---------- Extracted information

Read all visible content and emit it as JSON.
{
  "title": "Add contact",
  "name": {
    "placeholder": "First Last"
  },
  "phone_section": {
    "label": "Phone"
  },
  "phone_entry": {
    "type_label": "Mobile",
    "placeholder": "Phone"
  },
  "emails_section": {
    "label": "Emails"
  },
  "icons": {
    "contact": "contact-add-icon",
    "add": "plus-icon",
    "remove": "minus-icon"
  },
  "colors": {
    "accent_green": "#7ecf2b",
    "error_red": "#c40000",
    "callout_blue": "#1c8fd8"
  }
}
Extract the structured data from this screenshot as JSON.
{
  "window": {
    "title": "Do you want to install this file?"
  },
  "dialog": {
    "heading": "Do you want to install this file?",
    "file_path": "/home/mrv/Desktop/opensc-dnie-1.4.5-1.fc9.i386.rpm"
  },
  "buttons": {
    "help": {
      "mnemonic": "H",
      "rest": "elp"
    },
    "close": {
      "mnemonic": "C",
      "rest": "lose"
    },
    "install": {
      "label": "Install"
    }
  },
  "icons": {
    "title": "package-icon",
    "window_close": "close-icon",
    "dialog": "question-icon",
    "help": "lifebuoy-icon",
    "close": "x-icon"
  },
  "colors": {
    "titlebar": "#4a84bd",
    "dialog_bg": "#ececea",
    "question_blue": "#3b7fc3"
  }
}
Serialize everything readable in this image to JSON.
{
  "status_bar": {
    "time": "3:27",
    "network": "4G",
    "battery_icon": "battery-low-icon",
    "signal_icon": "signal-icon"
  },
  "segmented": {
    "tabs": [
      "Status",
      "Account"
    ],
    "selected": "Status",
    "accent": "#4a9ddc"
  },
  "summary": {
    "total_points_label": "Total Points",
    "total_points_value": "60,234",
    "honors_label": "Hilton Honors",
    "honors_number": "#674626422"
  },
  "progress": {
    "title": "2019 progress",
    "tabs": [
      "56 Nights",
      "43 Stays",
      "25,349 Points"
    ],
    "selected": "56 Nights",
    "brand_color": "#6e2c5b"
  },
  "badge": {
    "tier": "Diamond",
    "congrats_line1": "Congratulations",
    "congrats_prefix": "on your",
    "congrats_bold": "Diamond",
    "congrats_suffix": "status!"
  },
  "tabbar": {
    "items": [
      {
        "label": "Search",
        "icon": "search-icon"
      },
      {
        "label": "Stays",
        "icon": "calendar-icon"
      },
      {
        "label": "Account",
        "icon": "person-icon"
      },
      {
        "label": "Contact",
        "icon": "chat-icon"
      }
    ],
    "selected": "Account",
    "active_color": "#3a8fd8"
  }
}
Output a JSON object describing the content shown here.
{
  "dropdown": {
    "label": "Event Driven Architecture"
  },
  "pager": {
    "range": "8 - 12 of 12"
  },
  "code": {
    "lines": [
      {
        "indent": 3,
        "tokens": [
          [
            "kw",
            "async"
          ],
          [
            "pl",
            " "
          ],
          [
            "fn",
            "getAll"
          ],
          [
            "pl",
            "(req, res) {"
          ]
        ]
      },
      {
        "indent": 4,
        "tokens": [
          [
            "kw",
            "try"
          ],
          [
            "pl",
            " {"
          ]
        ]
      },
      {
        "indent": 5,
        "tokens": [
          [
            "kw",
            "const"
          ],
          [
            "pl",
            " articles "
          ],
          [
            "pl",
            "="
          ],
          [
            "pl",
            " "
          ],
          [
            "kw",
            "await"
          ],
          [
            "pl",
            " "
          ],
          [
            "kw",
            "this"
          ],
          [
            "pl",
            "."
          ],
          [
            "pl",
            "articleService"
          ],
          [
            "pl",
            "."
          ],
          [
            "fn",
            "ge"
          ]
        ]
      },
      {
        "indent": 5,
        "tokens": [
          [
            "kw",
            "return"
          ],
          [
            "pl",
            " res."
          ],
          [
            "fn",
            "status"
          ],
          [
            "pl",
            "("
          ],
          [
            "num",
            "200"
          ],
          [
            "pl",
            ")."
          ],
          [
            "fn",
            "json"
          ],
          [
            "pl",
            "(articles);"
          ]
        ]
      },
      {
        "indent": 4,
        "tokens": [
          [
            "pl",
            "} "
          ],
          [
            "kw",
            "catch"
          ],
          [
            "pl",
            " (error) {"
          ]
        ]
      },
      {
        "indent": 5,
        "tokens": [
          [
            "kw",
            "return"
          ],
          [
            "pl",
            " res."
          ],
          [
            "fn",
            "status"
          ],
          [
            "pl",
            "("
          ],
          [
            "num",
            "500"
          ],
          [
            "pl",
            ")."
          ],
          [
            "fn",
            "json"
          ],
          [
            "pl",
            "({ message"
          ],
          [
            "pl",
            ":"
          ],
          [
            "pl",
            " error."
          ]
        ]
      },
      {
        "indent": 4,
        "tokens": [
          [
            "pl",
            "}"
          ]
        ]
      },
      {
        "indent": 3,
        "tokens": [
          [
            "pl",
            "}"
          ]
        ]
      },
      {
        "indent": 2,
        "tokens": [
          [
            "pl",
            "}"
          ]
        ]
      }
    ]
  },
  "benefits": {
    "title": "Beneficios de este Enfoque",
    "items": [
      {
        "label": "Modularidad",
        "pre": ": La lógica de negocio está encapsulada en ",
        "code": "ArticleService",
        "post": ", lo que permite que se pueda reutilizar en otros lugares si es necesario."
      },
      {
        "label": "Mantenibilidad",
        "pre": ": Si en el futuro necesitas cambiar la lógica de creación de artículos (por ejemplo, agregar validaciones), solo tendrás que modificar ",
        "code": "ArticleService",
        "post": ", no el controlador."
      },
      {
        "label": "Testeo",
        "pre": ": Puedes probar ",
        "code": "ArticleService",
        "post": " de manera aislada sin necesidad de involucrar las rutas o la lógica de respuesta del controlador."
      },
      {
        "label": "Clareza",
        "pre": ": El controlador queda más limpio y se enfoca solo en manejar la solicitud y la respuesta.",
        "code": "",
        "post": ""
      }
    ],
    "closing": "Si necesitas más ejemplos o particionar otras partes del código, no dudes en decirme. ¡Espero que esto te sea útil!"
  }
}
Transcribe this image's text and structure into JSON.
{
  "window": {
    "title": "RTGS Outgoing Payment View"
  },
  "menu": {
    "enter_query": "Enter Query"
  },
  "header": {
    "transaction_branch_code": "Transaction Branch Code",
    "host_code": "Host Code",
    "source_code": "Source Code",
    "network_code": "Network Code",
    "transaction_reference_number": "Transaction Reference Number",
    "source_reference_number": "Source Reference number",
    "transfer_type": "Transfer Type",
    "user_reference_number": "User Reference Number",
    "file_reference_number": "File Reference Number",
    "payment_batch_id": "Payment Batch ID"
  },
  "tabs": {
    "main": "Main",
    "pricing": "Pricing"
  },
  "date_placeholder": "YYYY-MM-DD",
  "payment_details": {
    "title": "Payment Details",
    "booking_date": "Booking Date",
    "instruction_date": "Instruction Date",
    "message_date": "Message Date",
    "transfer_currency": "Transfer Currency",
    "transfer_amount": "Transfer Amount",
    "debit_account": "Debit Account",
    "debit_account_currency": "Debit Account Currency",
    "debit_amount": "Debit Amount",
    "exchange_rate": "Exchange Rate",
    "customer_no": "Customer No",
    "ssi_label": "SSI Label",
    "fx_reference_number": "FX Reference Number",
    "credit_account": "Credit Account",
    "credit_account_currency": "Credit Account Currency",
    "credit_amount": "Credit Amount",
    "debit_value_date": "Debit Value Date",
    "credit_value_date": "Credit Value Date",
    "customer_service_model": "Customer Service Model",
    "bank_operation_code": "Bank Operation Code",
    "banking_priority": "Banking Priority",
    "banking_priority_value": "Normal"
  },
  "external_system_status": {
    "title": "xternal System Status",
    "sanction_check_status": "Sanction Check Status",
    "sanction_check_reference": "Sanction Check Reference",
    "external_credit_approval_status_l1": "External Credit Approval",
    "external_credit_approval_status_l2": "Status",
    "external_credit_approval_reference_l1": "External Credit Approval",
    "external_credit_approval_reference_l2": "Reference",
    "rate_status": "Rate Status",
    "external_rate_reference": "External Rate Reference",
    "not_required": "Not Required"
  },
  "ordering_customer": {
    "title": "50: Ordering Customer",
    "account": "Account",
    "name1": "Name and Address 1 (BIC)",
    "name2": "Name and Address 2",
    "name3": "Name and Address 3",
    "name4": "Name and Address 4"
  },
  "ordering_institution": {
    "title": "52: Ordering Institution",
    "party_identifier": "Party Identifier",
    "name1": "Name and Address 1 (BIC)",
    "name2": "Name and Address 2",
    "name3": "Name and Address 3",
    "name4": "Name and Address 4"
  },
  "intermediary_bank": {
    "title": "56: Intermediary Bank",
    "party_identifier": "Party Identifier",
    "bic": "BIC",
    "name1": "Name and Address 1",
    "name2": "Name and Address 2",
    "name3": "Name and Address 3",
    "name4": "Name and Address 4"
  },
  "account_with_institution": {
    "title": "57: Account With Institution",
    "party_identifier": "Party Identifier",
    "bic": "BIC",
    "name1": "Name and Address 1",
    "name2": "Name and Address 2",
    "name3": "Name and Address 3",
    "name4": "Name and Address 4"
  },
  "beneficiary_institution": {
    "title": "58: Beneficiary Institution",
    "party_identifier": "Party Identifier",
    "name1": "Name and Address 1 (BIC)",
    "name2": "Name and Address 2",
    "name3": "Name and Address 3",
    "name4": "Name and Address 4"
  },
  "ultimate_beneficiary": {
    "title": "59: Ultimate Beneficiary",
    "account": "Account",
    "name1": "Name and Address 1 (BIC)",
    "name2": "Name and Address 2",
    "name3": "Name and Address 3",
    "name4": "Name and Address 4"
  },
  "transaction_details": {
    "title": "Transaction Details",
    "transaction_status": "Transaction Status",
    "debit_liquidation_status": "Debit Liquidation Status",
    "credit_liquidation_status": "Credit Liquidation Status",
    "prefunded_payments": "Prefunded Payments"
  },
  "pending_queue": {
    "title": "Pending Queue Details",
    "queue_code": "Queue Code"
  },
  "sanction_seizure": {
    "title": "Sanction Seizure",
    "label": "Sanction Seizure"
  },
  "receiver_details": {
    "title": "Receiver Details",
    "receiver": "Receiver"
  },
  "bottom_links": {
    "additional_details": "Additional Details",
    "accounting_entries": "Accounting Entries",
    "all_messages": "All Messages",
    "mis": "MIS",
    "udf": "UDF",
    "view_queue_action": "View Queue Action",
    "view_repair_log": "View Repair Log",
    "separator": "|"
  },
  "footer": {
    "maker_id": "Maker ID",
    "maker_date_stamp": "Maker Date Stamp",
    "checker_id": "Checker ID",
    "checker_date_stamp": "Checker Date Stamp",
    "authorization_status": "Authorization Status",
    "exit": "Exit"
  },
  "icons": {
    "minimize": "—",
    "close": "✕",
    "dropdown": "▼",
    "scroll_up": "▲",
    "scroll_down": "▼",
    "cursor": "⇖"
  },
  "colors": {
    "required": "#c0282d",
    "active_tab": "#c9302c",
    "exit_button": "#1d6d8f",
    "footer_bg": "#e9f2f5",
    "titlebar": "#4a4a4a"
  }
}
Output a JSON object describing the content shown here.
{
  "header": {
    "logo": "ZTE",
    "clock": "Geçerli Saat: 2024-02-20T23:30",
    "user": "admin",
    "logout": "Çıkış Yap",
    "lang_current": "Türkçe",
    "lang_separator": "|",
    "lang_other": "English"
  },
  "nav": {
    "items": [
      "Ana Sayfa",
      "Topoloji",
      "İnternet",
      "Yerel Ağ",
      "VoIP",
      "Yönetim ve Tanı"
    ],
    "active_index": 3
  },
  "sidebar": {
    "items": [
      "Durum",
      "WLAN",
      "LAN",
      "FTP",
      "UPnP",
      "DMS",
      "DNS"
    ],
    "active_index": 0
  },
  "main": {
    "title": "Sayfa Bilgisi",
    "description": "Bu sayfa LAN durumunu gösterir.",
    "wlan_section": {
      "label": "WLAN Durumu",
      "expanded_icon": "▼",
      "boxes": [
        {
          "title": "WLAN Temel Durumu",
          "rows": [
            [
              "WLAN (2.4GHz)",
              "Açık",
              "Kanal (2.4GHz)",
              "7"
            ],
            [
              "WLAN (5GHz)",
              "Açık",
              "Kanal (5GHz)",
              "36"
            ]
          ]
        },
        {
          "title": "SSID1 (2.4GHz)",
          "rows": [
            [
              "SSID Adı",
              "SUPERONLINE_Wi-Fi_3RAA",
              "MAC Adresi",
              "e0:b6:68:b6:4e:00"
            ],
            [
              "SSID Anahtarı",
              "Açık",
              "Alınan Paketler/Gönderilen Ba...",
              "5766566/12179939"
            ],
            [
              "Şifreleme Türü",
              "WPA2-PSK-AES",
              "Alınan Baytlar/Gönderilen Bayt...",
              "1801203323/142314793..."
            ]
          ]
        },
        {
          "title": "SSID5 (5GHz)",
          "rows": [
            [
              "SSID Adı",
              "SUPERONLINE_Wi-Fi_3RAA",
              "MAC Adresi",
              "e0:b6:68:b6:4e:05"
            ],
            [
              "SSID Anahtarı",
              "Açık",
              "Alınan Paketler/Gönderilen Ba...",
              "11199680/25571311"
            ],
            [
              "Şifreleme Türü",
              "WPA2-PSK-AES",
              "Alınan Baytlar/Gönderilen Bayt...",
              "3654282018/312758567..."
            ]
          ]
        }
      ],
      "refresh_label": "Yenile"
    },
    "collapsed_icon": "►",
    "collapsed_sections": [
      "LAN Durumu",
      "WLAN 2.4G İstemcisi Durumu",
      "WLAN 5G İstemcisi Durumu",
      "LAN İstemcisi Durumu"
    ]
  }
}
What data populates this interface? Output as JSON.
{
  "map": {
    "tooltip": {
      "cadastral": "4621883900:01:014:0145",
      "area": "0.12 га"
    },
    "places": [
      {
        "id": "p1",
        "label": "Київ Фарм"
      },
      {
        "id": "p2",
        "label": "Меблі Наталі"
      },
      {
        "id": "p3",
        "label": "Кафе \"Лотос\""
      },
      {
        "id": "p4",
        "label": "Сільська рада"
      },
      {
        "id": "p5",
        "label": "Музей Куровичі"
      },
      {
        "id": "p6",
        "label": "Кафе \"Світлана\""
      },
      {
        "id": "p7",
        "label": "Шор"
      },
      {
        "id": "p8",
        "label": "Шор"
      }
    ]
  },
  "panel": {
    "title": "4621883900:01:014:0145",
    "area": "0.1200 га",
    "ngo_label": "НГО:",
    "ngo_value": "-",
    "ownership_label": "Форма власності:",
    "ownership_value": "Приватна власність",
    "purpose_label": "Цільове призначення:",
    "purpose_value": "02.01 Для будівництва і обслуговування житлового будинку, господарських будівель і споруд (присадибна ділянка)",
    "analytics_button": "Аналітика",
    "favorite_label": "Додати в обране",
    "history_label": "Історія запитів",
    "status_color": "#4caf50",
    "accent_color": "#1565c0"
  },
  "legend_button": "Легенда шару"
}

--------------------

**What to produce:** Search the entries for the word "Debit", then list each line that holds it.

**Solved problem:**
    "debit_account": "Debit Account",
    "debit_account_currency": "Debit Account Currency",
    "debit_amount": "Debit Amount",
    "debit_value_date": "Debit Value Date",
    "debit_liquidation_status": "Debit Liquidation Status",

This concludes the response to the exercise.